Source document:

· · · ·

The king is dead, long live the king 🍎
So it finally happened: Tim Cook is stepping down as Apple's CEO after 15 years. And as was rumored, John Ternus is replacing him.
I'm sure the "Applesphere" will be filled with absolutely everyone posting their take on this for the next few days… and I don't really have that many smart things to say, I'm not really an "Apple blogger". But I felt like I should still say something, having been in this community of Mac/iOS devs since around 2008-09, part of it working on it full time. And after all, that "mac" in my handle means something…
I didn't manage to (virtually) get to know Steve Jobs as well as I know many other people did, since I only really got interested in Apple things around 2007, so about 4 years before his death. But still, I knew he was the person who made Apple the company it was, and that he would be very hard if not impossible to replace. I was a bit worried if the company I felt a strong connection to both as a user and as a developer would be able to stay as cool, fun and innovative as it was, if it won't go to crap and become another boring American corporation. But I had a lot of hope that things would turn out just fine.
And I think in his first years as CEO they have. He brought the iPhone and the Mac through several different generations of products, massively increasing the number of people who used them. He turned the company into a well designed machine for planning, designing, producing and distributing any kind of hardware in enormous numbers, as optimally as physically possible. Tim Cook's Apple launched Apple Watch, Retina Macs, FaceID & OLED iPhones, Swift, SwiftUI, visionOS, Apple Silicon chips and ARM-based macOS, and many other interesting things. The company itself is surely doing extremely well financially.

· · · ·

Tasks to carry out:
1 > In the post on Tim Cook stepping down, who is named as his replacement as Apple's CEO?
2 > Carry on the post on Tim Cook stepping down, picking up right after its final sentence.

Data extract:
· · · ·

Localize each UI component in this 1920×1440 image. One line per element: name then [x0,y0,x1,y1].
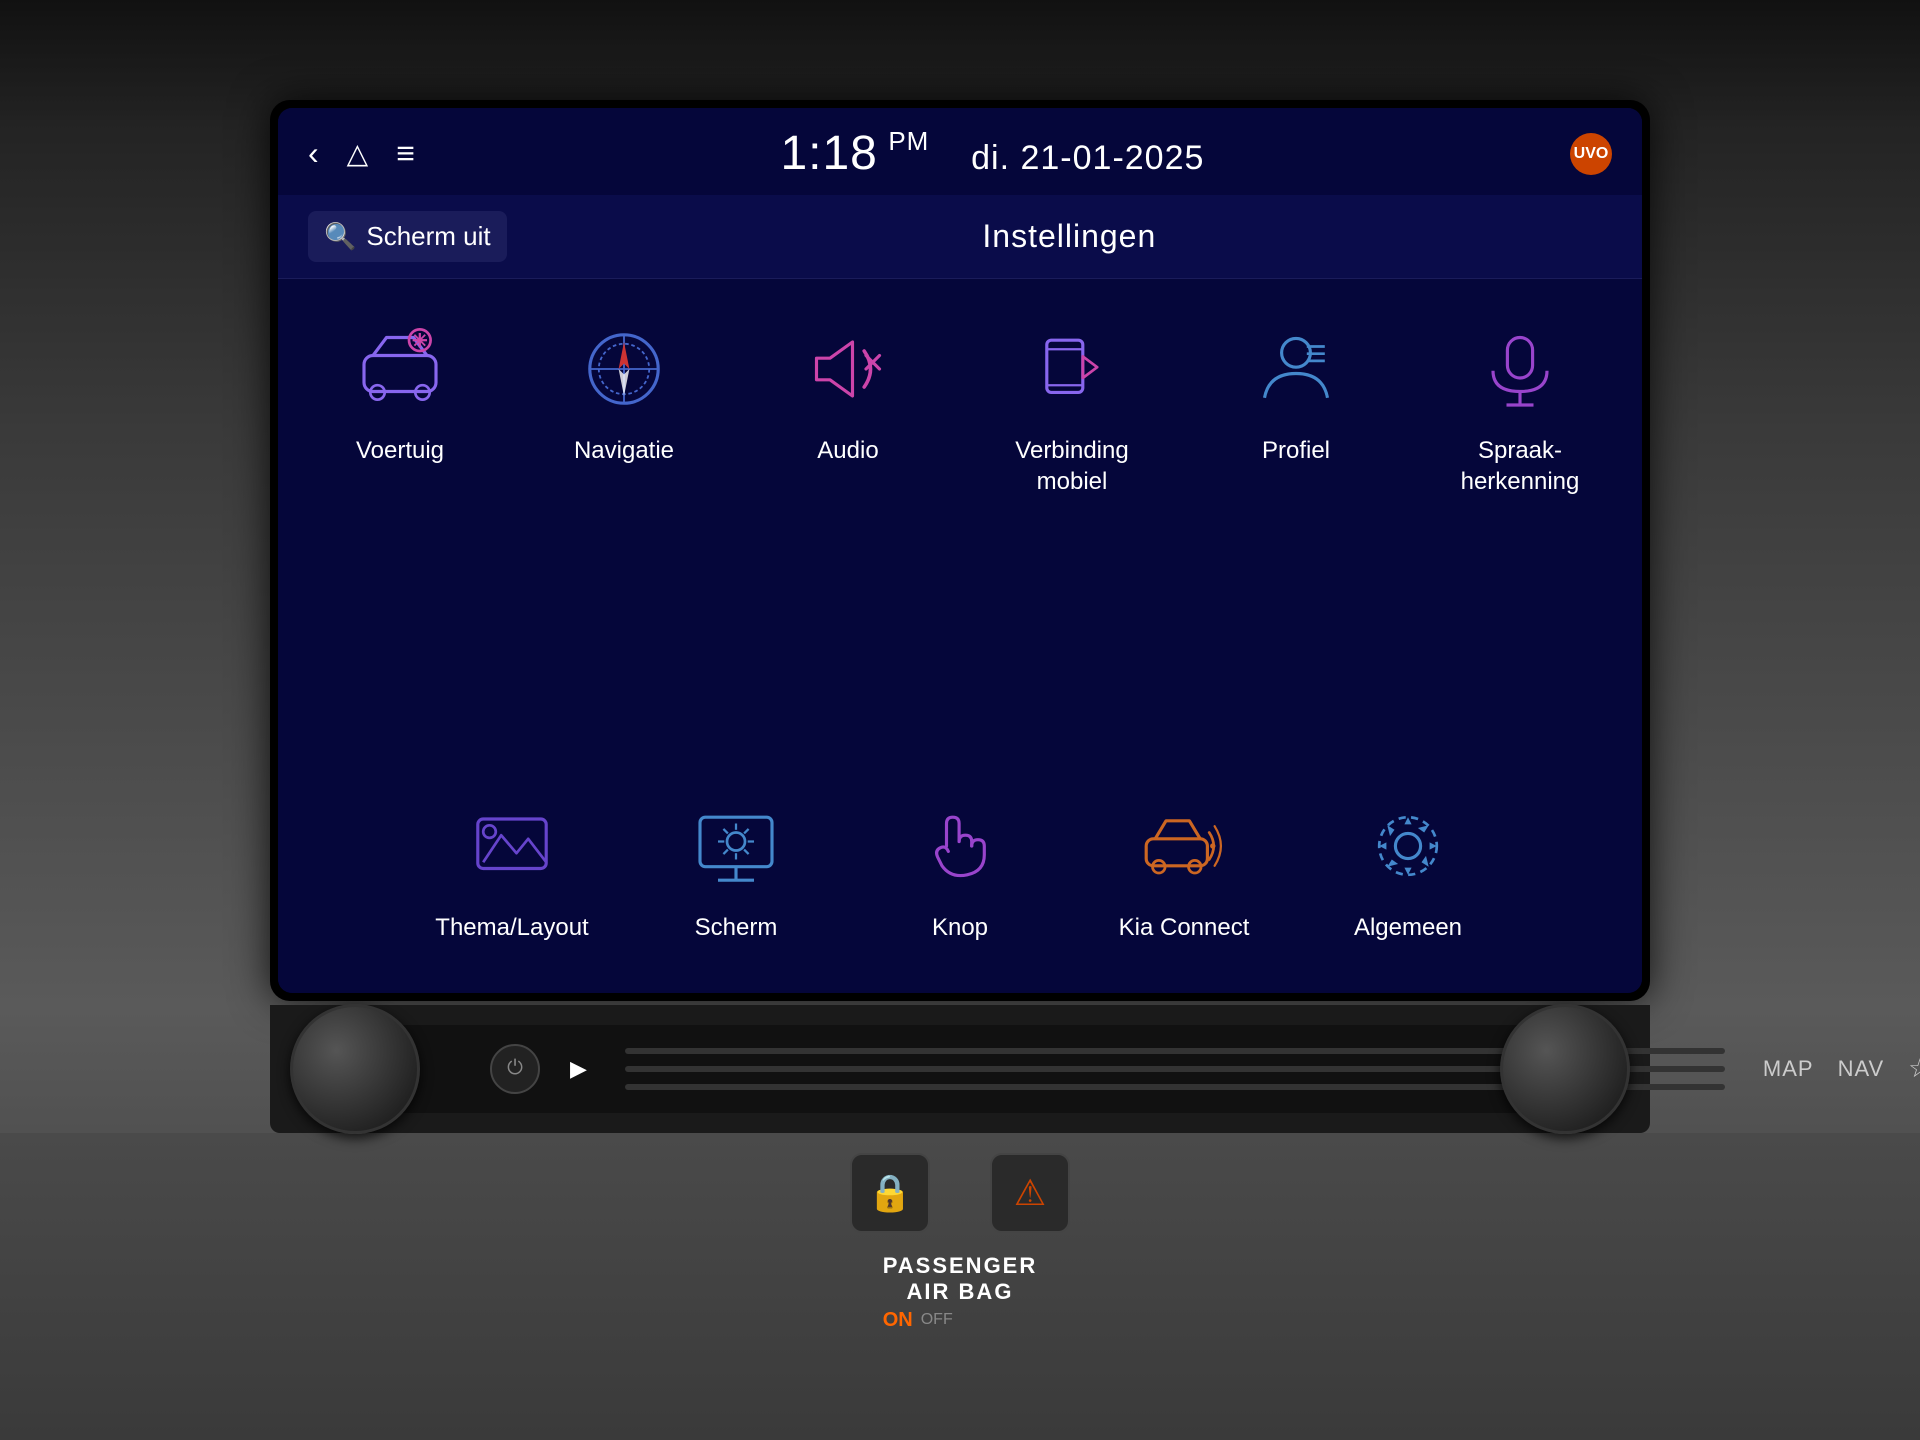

· · · ·

Responses to the exercise:
1 > John Ternus.

2 >
But I feel like somewhere along the way, some good parts of the old Apple have been lost, and in the second half of the Cook period, more and more things have started to go in a wrong direction:
I don't want to sound too negative. I'm still a fan of Apple OSes and hardware, I love my thin and light ARM MacBook Air and my Mac Studio (less so the iPhone that I can't easily upgrade, because every current model is way too large). I'm pretty happy with my current macOS (Sequoia), with the ecosystem of first and third-party Mac and iOS apps I use, with iCloud and other system APIs they're built on. I'm not even close to seriously considering switching to Linux, Windows or Android. I know I will buy another Mac and another iPhone again in a couple of years and will probably be very happy with it. I still have fun building the occasional iOS or Mac app from time to time. I don't hate Apple or Tim Cook, far from it – I think he tried as best as he could to follow the vision for Apple he had – I'm just disappointed with a lot of things.
So here we are, in 2026, with all of the above and an upcoming new CEO. I don't know much about Ternus, but from what I've read, he seems like a nice and smart guy, it sounds like people like him and put a lot of hope on him. So I will try too. There are enormous expectations that everyone has for him, and he surely knows it.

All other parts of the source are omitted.